_Exercise:_
Pick out every line below that contains the string "legend", and copy each of those lines.

_Task inputs:_
○ ○ ○

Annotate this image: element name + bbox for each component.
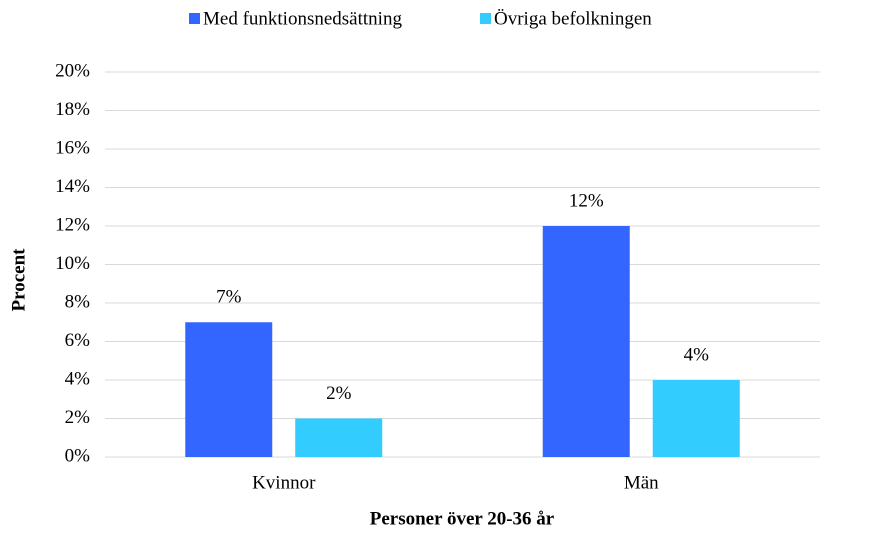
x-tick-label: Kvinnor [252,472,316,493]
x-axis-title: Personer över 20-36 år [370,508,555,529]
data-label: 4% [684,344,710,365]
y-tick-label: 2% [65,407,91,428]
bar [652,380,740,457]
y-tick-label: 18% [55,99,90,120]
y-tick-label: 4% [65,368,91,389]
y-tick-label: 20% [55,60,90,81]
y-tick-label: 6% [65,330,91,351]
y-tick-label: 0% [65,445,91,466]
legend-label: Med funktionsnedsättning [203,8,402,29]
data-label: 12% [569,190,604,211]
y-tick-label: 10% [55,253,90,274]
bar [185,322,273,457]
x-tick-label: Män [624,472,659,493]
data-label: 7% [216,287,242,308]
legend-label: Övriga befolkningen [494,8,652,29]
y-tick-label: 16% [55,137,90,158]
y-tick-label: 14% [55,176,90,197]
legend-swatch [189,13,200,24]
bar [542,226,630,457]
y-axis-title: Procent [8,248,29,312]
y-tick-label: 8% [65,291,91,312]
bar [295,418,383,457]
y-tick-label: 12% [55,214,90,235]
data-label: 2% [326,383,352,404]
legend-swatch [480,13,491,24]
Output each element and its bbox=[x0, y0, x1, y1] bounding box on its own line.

○ ○ ○

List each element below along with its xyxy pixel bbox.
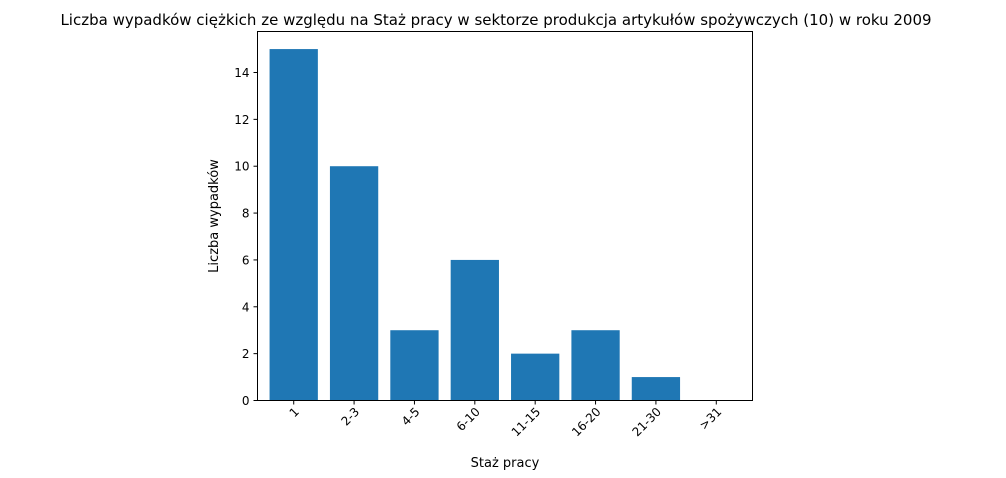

○ ○ ○

_Exercise result:_
legend-label: Med funktionsnedsättning [203,8,402,29]
legend-label: Övriga befolkningen [494,8,652,29]
legend-swatch [189,13,200,24]
legend-swatch [480,13,491,24]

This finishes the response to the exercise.